PROBLEM DETAILS:
State the number of lines below in which the word "partner" appears. Nothing else belongs in the answer.

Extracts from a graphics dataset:
— BEGIN —

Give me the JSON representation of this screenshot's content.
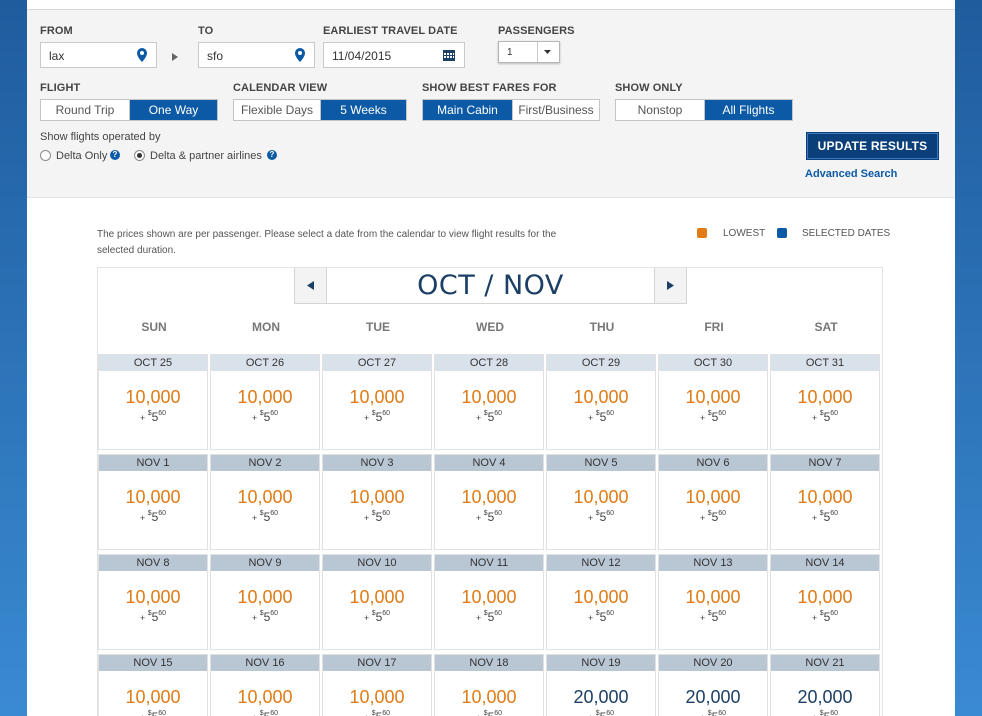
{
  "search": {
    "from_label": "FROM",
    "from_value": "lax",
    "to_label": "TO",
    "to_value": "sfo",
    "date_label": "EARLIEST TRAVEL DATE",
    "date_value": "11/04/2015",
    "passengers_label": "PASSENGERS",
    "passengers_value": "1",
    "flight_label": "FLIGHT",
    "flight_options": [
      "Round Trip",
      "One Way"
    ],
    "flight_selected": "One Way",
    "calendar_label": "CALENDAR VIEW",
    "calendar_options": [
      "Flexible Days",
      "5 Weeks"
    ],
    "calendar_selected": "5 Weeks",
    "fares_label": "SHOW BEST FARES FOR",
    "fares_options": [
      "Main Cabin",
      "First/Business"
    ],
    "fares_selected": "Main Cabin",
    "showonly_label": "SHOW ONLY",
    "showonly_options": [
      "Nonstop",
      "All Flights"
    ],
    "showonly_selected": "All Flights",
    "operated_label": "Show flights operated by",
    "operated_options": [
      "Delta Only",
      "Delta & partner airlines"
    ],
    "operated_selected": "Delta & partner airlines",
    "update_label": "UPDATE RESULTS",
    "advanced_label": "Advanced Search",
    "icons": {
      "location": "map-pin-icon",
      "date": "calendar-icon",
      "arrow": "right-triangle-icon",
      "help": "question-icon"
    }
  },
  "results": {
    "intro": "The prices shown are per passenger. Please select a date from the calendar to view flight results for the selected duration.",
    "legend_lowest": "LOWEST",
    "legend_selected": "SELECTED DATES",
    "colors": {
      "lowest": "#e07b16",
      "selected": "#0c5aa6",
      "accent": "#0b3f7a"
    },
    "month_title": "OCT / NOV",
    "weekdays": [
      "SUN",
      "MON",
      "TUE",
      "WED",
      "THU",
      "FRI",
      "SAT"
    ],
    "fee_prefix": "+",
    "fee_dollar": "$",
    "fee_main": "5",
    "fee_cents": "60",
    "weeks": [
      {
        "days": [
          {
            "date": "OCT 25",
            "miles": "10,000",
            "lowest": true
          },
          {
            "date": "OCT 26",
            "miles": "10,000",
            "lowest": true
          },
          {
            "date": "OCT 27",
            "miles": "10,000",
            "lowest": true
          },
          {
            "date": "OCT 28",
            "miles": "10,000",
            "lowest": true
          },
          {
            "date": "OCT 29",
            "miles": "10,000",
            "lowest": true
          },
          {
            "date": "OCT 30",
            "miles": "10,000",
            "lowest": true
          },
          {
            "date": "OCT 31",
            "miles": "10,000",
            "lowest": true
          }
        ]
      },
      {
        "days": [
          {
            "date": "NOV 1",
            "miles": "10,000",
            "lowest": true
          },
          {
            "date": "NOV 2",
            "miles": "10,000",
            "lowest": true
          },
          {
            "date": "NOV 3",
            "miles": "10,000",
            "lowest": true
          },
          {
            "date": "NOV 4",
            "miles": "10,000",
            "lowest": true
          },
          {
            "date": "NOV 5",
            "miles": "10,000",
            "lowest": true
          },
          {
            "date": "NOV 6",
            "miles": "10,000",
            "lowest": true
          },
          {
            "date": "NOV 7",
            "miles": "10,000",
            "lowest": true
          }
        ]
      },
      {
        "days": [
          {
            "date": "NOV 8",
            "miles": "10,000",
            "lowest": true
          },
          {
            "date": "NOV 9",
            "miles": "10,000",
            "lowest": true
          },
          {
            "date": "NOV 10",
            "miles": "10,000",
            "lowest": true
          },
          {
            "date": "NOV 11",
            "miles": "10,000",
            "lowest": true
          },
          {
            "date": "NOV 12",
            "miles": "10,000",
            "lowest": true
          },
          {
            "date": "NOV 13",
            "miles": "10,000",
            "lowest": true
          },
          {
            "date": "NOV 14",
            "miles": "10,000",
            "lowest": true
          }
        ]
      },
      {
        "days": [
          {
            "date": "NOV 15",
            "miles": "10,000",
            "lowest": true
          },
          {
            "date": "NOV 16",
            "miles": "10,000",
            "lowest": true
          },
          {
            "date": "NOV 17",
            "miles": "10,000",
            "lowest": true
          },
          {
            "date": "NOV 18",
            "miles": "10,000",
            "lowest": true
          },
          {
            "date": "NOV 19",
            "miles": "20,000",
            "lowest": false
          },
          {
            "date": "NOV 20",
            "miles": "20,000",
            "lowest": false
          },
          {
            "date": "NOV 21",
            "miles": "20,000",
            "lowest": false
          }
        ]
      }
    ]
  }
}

— END —
— BEGIN —

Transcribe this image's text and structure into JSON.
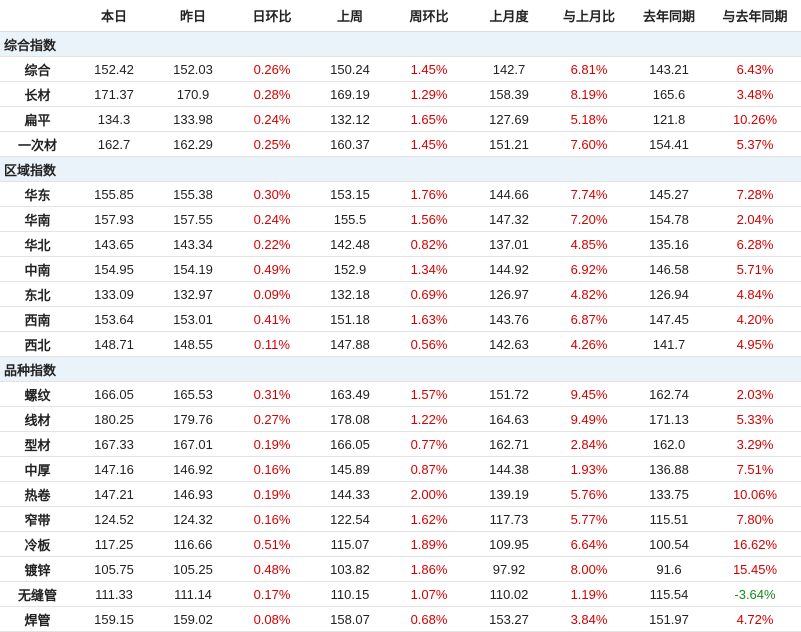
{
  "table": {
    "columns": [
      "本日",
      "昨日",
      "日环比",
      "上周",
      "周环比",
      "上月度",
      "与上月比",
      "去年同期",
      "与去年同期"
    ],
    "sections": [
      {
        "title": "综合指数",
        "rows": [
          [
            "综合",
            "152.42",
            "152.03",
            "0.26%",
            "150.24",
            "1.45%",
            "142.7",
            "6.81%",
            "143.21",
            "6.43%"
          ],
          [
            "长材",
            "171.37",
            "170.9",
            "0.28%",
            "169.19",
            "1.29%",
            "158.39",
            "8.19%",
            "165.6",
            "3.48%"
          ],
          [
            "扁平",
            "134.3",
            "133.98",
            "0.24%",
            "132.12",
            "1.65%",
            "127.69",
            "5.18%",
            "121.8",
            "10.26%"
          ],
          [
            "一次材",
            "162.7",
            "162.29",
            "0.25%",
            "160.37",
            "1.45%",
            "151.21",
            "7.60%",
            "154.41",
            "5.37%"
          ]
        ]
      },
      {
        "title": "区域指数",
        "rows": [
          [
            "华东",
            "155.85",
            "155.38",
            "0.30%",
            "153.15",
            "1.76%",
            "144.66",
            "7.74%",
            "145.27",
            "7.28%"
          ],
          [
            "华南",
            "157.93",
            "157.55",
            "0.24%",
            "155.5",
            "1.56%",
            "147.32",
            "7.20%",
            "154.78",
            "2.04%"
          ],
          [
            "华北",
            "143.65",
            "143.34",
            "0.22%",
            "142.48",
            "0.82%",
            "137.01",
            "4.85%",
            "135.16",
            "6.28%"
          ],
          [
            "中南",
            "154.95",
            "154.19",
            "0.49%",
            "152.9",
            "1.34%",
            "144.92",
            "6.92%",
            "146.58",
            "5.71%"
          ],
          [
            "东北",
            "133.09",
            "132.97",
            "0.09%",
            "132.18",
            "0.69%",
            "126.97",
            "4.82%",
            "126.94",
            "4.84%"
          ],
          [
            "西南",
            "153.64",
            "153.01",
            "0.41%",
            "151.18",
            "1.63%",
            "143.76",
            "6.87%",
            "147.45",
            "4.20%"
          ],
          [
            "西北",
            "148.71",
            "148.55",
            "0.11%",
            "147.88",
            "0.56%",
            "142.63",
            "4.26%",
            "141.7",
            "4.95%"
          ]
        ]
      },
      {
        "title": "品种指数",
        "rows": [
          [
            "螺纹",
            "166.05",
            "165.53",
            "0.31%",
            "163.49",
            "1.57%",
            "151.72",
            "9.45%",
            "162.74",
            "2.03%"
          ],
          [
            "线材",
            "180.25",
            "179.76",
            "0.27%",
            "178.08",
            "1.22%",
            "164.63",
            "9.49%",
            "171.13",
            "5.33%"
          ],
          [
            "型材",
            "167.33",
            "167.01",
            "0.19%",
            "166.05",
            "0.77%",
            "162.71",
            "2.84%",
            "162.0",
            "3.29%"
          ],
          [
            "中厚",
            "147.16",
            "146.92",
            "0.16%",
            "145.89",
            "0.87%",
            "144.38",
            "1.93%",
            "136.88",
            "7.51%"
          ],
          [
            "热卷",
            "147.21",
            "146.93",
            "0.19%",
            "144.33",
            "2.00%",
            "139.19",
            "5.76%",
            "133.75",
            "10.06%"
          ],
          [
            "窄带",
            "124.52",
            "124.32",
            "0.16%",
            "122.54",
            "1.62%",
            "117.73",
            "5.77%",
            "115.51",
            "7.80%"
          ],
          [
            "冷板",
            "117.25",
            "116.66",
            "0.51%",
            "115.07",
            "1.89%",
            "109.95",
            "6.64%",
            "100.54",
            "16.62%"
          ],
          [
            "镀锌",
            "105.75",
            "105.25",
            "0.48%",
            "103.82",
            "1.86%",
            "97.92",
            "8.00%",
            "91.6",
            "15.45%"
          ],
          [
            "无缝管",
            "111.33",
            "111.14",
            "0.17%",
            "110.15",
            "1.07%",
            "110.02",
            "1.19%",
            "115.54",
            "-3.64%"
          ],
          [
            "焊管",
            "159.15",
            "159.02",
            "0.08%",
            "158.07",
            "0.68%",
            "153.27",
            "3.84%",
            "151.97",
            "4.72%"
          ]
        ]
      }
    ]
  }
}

— END —

COMPLETED EXERCISE:
2